Dataset items

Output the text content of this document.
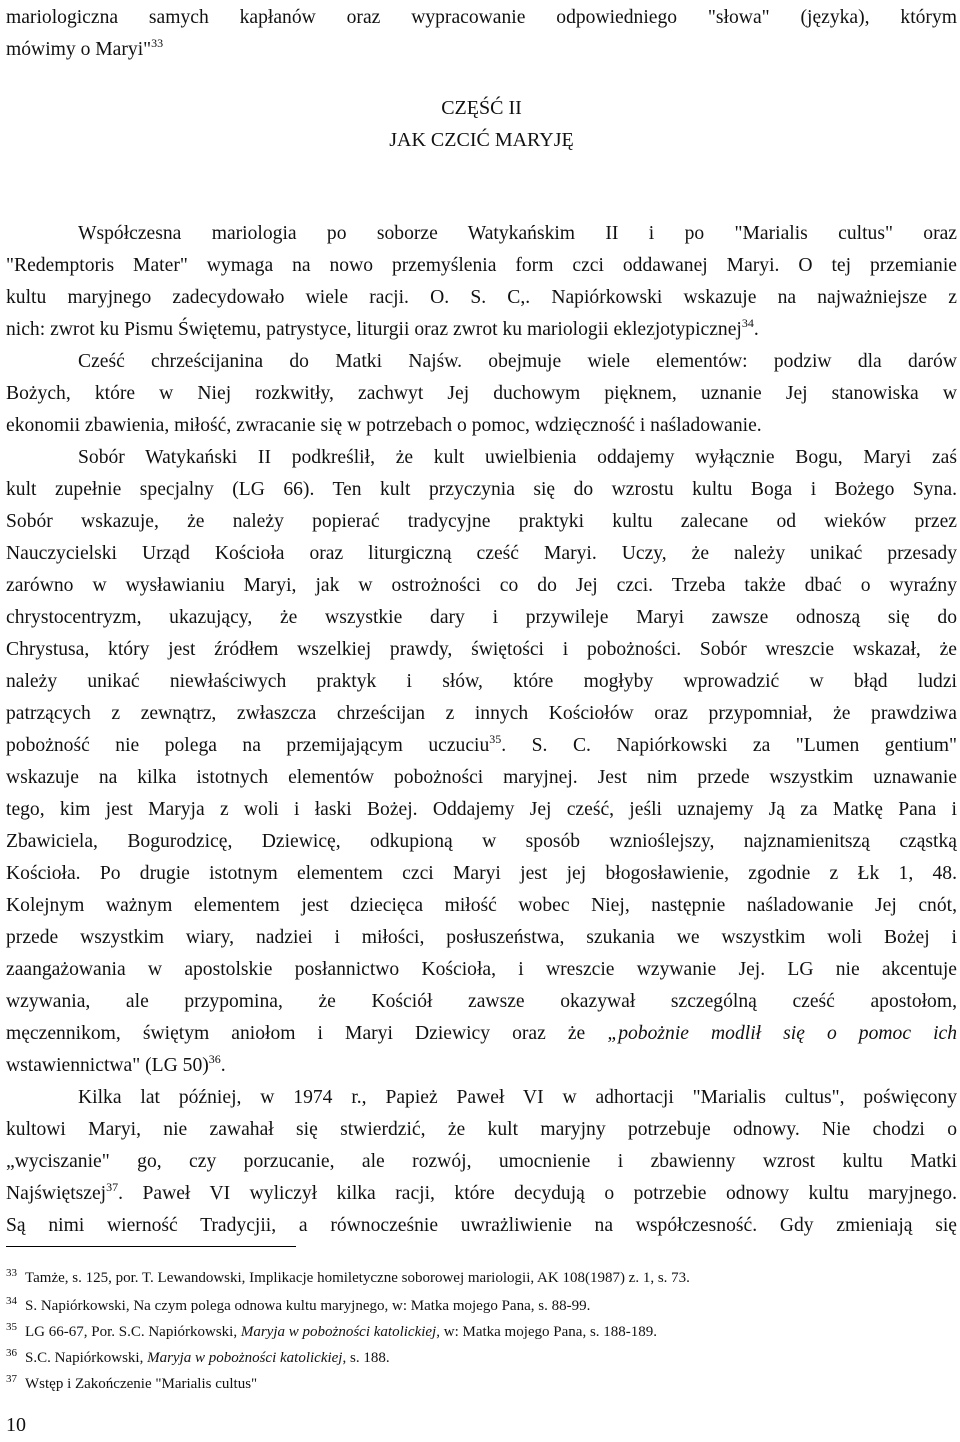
mariologiczna samych kapłanów oraz wypracowanie odpowiedniego "słowa" (języka), którym
mówimy o Maryi"$^{33}$
CZĘŚĆ II
JAK CZCIĆ MARYJĘ
Współczesna mariologia po soborze Watykańskim II i po "Marialis cultus" oraz
"Redemptoris Mater" wymaga na nowo przemyślenia form czci oddawanej Maryi. O tej przemianie
kultu maryjnego zadecydowało wiele racji. O. S. C,. Napiórkowski wskazuje na najważniejsze z
nich: zwrot ku Pismu Świętemu, patrystyce, liturgii oraz zwrot ku mariologii eklezjotypicznej$^{34}$.
Cześć chrześcijanina do Matki Najśw. obejmuje wiele elementów: podziw dla darów
Bożych, które w Niej rozkwitły, zachwyt Jej duchowym pięknem, uznanie Jej stanowiska w
ekonomii zbawienia, miłość, zwracanie się w potrzebach o pomoc, wdzięczność i naśladowanie.
Sobór Watykański II podkreślił, że kult uwielbienia oddajemy wyłącznie Bogu, Maryi zaś
kult zupełnie specjalny (LG 66). Ten kult przyczynia się do wzrostu kultu Boga i Bożego Syna.
Sobór wskazuje, że należy popierać tradycyjne praktyki kultu zalecane od wieków przez
Nauczycielski Urząd Kościoła oraz liturgiczną cześć Maryi. Uczy, że należy unikać przesady
zarówno w wysławianiu Maryi, jak w ostrożności co do Jej czci. Trzeba także dbać o wyraźny
chrystocentryzm, ukazujący, że wszystkie dary i przywileje Maryi zawsze odnoszą się do
Chrystusa, który jest źródłem wszelkiej prawdy, świętości i pobożności. Sobór wreszcie wskazał, że
należy unikać niewłaściwych praktyk i słów, które mogłyby wprowadzić w błąd ludzi
patrzących z zewnątrz, zwłaszcza chrześcijan z innych Kościołów oraz przypomniał, że prawdziwa
pobożność nie polega na przemijającym uczuciu$^{35}$. S. C. Napiórkowski za "Lumen gentium"
wskazuje na kilka istotnych elementów pobożności maryjnej. Jest nim przede wszystkim uznawanie
tego, kim jest Maryja z woli i łaski Bożej. Oddajemy Jej cześć, jeśli uznajemy Ją za Matkę Pana i
Zbawiciela, Bogurodzicę, Dziewicę, odkupioną w sposób wznioślejszy, najznamienitszą cząstką
Kościoła. Po drugie istotnym elementem czci Maryi jest jej błogosławienie, zgodnie z Łk 1, 48.
Kolejnym ważnym elementem jest dziecięca miłość wobec Niej, następnie naśladowanie Jej cnót,
przede wszystkim wiary, nadziei i miłości, posłuszeństwa, szukania we wszystkim woli Bożej i
zaangażowania w apostolskie posłannictwo Kościoła, i wreszcie wzywanie Jej. LG nie akcentuje
wzywania, ale przypomina, że Kościół zawsze okazywał szczególną cześć apostołom,
męczennikom, świętym aniołom i Maryi Dziewicy oraz że „pobożnie modlił się o pomoc ich
wstawiennictwa" (LG 50)$^{36}$.
Kilka lat później, w 1974 r., Papież Paweł VI w adhortacji "Marialis cultus", poświęcony
kultowi Maryi, nie zawahał się stwierdzić, że kult maryjny potrzebuje odnowy. Nie chodzi o
„wyciszanie" go, czy porzucanie, ale rozwój, umocnienie i zbawienny wzrost kultu Matki
Najświętszej$^{37}$. Paweł VI wyliczył kilka racji, które decydują o potrzebie odnowy kultu maryjnego.
Są nimi wierność Tradycjii, a równocześnie uwrażliwienie na współczesność. Gdy zmieniają się
33 Tamże, s. 125, por. T. Lewandowski, Implikacje homiletyczne soborowej mariologii, AK 108(1987) z. 1, s. 73.
34 S. Napiórkowski, Na czym polega odnowa kultu maryjnego, w: Matka mojego Pana, s. 88-99.
35 LG 66-67, Por. S.C. Napiórkowski, Maryja w pobożności katolickiej, w: Matka mojego Pana, s. 188-189.
36 S.C. Napiórkowski, Maryja w pobożności katolickiej, s. 188.
37 Wstęp i Zakończenie "Marialis cultus"
10
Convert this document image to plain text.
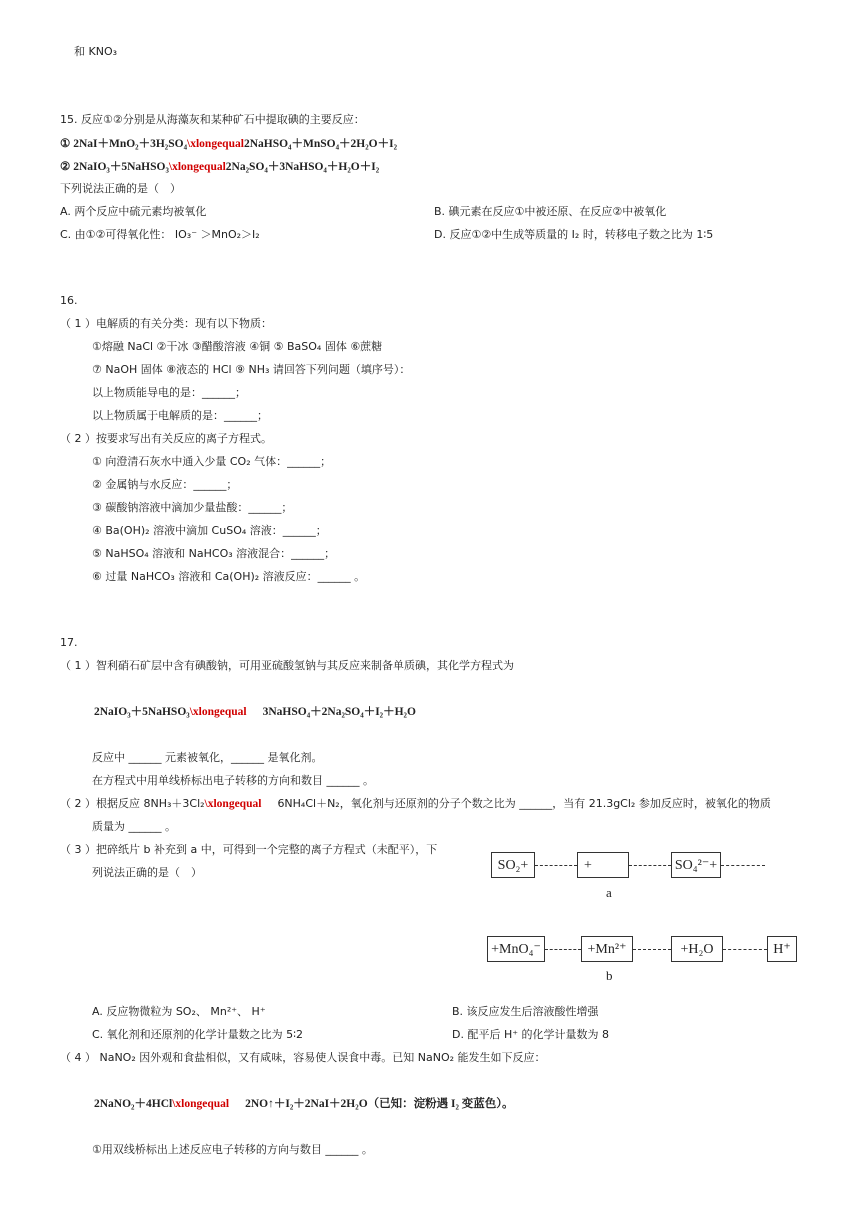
和 KNO₃
15. 反应①②分别是从海藻灰和某种矿石中提取碘的主要反应：
① 2NaI＋MnO₂＋3H₂SO₄\xlongequal2NaHSO₄＋MnSO₄＋2H₂O＋I₂
② 2NaIO₃＋5NaHSO₃\xlongequal2Na₂SO₄＋3NaHSO₄＋H₂O＋I₂
下列说法正确的是（　）
A. 两个反应中硫元素均被氧化	B. 碘元素在反应①中被还原、在反应②中被氧化
C. 由①②可得氧化性： IO₃⁻ ＞MnO₂＞I₂	D. 反应①②中生成等质量的 I₂ 时，转移电子数之比为 1∶5
16.
（ 1 ）电解质的有关分类：现有以下物质：
①熔融 NaCl ②干冰 ③醋酸溶液 ④铜 ⑤ BaSO₄ 固体 ⑥蔗糖
⑦ NaOH 固体 ⑧液态的 HCl ⑨ NH₃ 请回答下列问题（填序号）：
以上物质能导电的是：______；
以上物质属于电解质的是：______；
（ 2 ）按要求写出有关反应的离子方程式。
① 向澄清石灰水中通入少量 CO₂ 气体：______；
② 金属钠与水反应：______；
③ 碳酸钠溶液中滴加少量盐酸：______；
④ Ba(OH)₂ 溶液中滴加 CuSO₄ 溶液：______；
⑤ NaHSO₄ 溶液和 NaHCO₃ 溶液混合：______；
⑥ 过量 NaHCO₃ 溶液和 Ca(OH)₂ 溶液反应：______ 。
17.
（ 1 ）智利硝石矿层中含有碘酸钠，可用亚硫酸氢钠与其反应来制备单质碘，其化学方程式为
2NaIO₃＋5NaHSO₃\xlongequal 3NaHSO₄＋2Na₂SO₄＋I₂＋H₂O
反应中 ______ 元素被氧化，______ 是氧化剂。
在方程式中用单线桥标出电子转移的方向和数目 ______ 。
（ 2 ）根据反应 8NH₃＋3Cl₂\xlongequal 6NH₄Cl＋N₂，氧化剂与还原剂的分子个数之比为 ______，当有 21.3gCl₂ 参加反应时，被氧化的物质
质量为 ______ 。
（ 3 ）把碎纸片 b 补充到 a 中，可得到一个完整的离子方程式（未配平），下
列说法正确的是（　）	SO₂+	+	SO₄²⁻+
a
+MnO₄⁻	+Mn²⁺	+H₂O	H⁺
b
A. 反应物微粒为 SO₂、 Mn²⁺、 H⁺	B. 该反应发生后溶液酸性增强
C. 氧化剂和还原剂的化学计量数之比为 5∶2	D. 配平后 H⁺ 的化学计量数为 8
（ 4 ） NaNO₂ 因外观和食盐相似，又有咸味，容易使人误食中毒。已知 NaNO₂ 能发生如下反应：
2NaNO₂＋4HCl\xlongequal 2NO↑＋I₂＋2NaI＋2H₂O（已知：淀粉遇 I₂ 变蓝色）。
①用双线桥标出上述反应电子转移的方向与数目 ______ 。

(WHAT THE TASK ASKS):
Leaving out the pictures, repeat the data above exactly.

(COMPLETE ANSWER):
Output the text content of this document.
mariologiczna samych kapłanów oraz wypracowanie odpowiedniego "słowa" (języka), którym
mówimy o Maryi"$^{33}$
CZĘŚĆ II
JAK CZCIĆ MARYJĘ
Współczesna mariologia po soborze Watykańskim II i po "Marialis cultus" oraz
"Redemptoris Mater" wymaga na nowo przemyślenia form czci oddawanej Maryi. O tej przemianie
kultu maryjnego zadecydowało wiele racji. O. S. C,. Napiórkowski wskazuje na najważniejsze z
nich: zwrot ku Pismu Świętemu, patrystyce, liturgii oraz zwrot ku mariologii eklezjotypicznej$^{34}$.
Cześć chrześcijanina do Matki Najśw. obejmuje wiele elementów: podziw dla darów
Bożych, które w Niej rozkwitły, zachwyt Jej duchowym pięknem, uznanie Jej stanowiska w
ekonomii zbawienia, miłość, zwracanie się w potrzebach o pomoc, wdzięczność i naśladowanie.
Sobór Watykański II podkreślił, że kult uwielbienia oddajemy wyłącznie Bogu, Maryi zaś
kult zupełnie specjalny (LG 66). Ten kult przyczynia się do wzrostu kultu Boga i Bożego Syna.
Sobór wskazuje, że należy popierać tradycyjne praktyki kultu zalecane od wieków przez
Nauczycielski Urząd Kościoła oraz liturgiczną cześć Maryi. Uczy, że należy unikać przesady
zarówno w wysławianiu Maryi, jak w ostrożności co do Jej czci. Trzeba także dbać o wyraźny
chrystocentryzm, ukazujący, że wszystkie dary i przywileje Maryi zawsze odnoszą się do
Chrystusa, który jest źródłem wszelkiej prawdy, świętości i pobożności. Sobór wreszcie wskazał, że
należy unikać niewłaściwych praktyk i słów, które mogłyby wprowadzić w błąd ludzi
patrzących z zewnątrz, zwłaszcza chrześcijan z innych Kościołów oraz przypomniał, że prawdziwa
pobożność nie polega na przemijającym uczuciu$^{35}$. S. C. Napiórkowski za "Lumen gentium"
wskazuje na kilka istotnych elementów pobożności maryjnej. Jest nim przede wszystkim uznawanie
tego, kim jest Maryja z woli i łaski Bożej. Oddajemy Jej cześć, jeśli uznajemy Ją za Matkę Pana i
Zbawiciela, Bogurodzicę, Dziewicę, odkupioną w sposób wznioślejszy, najznamienitszą cząstką
Kościoła. Po drugie istotnym elementem czci Maryi jest jej błogosławienie, zgodnie z Łk 1, 48.
Kolejnym ważnym elementem jest dziecięca miłość wobec Niej, następnie naśladowanie Jej cnót,
przede wszystkim wiary, nadziei i miłości, posłuszeństwa, szukania we wszystkim woli Bożej i
zaangażowania w apostolskie posłannictwo Kościoła, i wreszcie wzywanie Jej. LG nie akcentuje
wzywania, ale przypomina, że Kościół zawsze okazywał szczególną cześć apostołom,
męczennikom, świętym aniołom i Maryi Dziewicy oraz że „pobożnie modlił się o pomoc ich
wstawiennictwa" (LG 50)$^{36}$.
Kilka lat później, w 1974 r., Papież Paweł VI w adhortacji "Marialis cultus", poświęcony
kultowi Maryi, nie zawahał się stwierdzić, że kult maryjny potrzebuje odnowy. Nie chodzi o
„wyciszanie" go, czy porzucanie, ale rozwój, umocnienie i zbawienny wzrost kultu Matki
Najświętszej$^{37}$. Paweł VI wyliczył kilka racji, które decydują o potrzebie odnowy kultu maryjnego.
Są nimi wierność Tradycjii, a równocześnie uwrażliwienie na współczesność. Gdy zmieniają się
33 Tamże, s. 125, por. T. Lewandowski, Implikacje homiletyczne soborowej mariologii, AK 108(1987) z. 1, s. 73.
34 S. Napiórkowski, Na czym polega odnowa kultu maryjnego, w: Matka mojego Pana, s. 88-99.
35 LG 66-67, Por. S.C. Napiórkowski, Maryja w pobożności katolickiej, w: Matka mojego Pana, s. 188-189.
36 S.C. Napiórkowski, Maryja w pobożności katolickiej, s. 188.
37 Wstęp i Zakończenie "Marialis cultus"
10
Convert this document image to plain text.
和 KNO₃
15. 反应①②分别是从海藻灰和某种矿石中提取碘的主要反应：
① 2NaI＋MnO₂＋3H₂SO₄\xlongequal2NaHSO₄＋MnSO₄＋2H₂O＋I₂
② 2NaIO₃＋5NaHSO₃\xlongequal2Na₂SO₄＋3NaHSO₄＋H₂O＋I₂
下列说法正确的是（　）
A. 两个反应中硫元素均被氧化	B. 碘元素在反应①中被还原、在反应②中被氧化
C. 由①②可得氧化性： IO₃⁻ ＞MnO₂＞I₂	D. 反应①②中生成等质量的 I₂ 时，转移电子数之比为 1∶5
16.
（ 1 ）电解质的有关分类：现有以下物质：
①熔融 NaCl ②干冰 ③醋酸溶液 ④铜 ⑤ BaSO₄ 固体 ⑥蔗糖
⑦ NaOH 固体 ⑧液态的 HCl ⑨ NH₃ 请回答下列问题（填序号）：
以上物质能导电的是：______；
以上物质属于电解质的是：______；
（ 2 ）按要求写出有关反应的离子方程式。
① 向澄清石灰水中通入少量 CO₂ 气体：______；
② 金属钠与水反应：______；
③ 碳酸钠溶液中滴加少量盐酸：______；
④ Ba(OH)₂ 溶液中滴加 CuSO₄ 溶液：______；
⑤ NaHSO₄ 溶液和 NaHCO₃ 溶液混合：______；
⑥ 过量 NaHCO₃ 溶液和 Ca(OH)₂ 溶液反应：______ 。
17.
（ 1 ）智利硝石矿层中含有碘酸钠，可用亚硫酸氢钠与其反应来制备单质碘，其化学方程式为
2NaIO₃＋5NaHSO₃\xlongequal 3NaHSO₄＋2Na₂SO₄＋I₂＋H₂O
反应中 ______ 元素被氧化，______ 是氧化剂。
在方程式中用单线桥标出电子转移的方向和数目 ______ 。
（ 2 ）根据反应 8NH₃＋3Cl₂\xlongequal 6NH₄Cl＋N₂，氧化剂与还原剂的分子个数之比为 ______，当有 21.3gCl₂ 参加反应时，被氧化的物质
质量为 ______ 。
（ 3 ）把碎纸片 b 补充到 a 中，可得到一个完整的离子方程式（未配平），下
列说法正确的是（　）	SO₂+	+	SO₄²⁻+
a
+MnO₄⁻	+Mn²⁺	+H₂O	H⁺
b
A. 反应物微粒为 SO₂、 Mn²⁺、 H⁺	B. 该反应发生后溶液酸性增强
C. 氧化剂和还原剂的化学计量数之比为 5∶2	D. 配平后 H⁺ 的化学计量数为 8
（ 4 ） NaNO₂ 因外观和食盐相似，又有咸味，容易使人误食中毒。已知 NaNO₂ 能发生如下反应：
2NaNO₂＋4HCl\xlongequal 2NO↑＋I₂＋2NaI＋2H₂O（已知：淀粉遇 I₂ 变蓝色）。
①用双线桥标出上述反应电子转移的方向与数目 ______ 。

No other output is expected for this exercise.